### [Goal]
Omit every picture, then give all the entries again exactly.

>> START Provided data

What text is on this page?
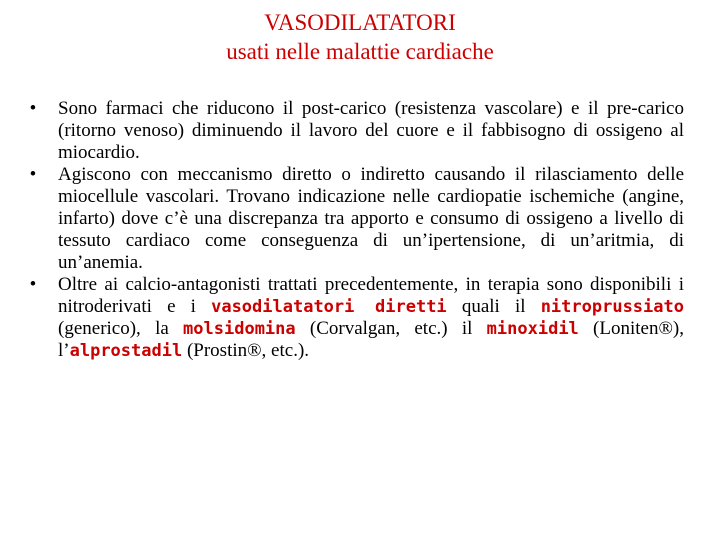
VASODILATATORI
usati nelle malattie cardiache
• Sono farmaci che riducono il post-carico (resistenza vascolare) e il pre-carico (ritorno venoso) diminuendo il lavoro del cuore e il fabbisogno di ossigeno al miocardio.
• Agiscono con meccanismo diretto o indiretto causando il rilasciamento delle miocellule vascolari. Trovano indicazione nelle cardiopatie ischemiche (angine, infarto) dove c’è una discrepanza tra apporto e consumo di ossigeno a livello di tessuto cardiaco come conseguenza di un’ipertensione, di un’aritmia, di un’anemia.
• Oltre ai calcio-antagonisti trattati precedentemente, in terapia sono disponibili i nitroderivati e i vasodilatatori diretti quali il nitroprussiato (generico), la molsidomina (Corvalgan, etc.) il minoxidil (Loniten®), l’alprostadil (Prostin®, etc.).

>> END Provided data

### [Task solution]
What text is on this page?
VASODILATATORI
usati nelle malattie cardiache
• Sono farmaci che riducono il post-carico (resistenza vascolare) e il pre-carico (ritorno venoso) diminuendo il lavoro del cuore e il fabbisogno di ossigeno al miocardio.
• Agiscono con meccanismo diretto o indiretto causando il rilasciamento delle miocellule vascolari. Trovano indicazione nelle cardiopatie ischemiche (angine, infarto) dove c’è una discrepanza tra apporto e consumo di ossigeno a livello di tessuto cardiaco come conseguenza di un’ipertensione, di un’aritmia, di un’anemia.
• Oltre ai calcio-antagonisti trattati precedentemente, in terapia sono disponibili i nitroderivati e i vasodilatatori diretti quali il nitroprussiato (generico), la molsidomina (Corvalgan, etc.) il minoxidil (Loniten®), l’alprostadil (Prostin®, etc.).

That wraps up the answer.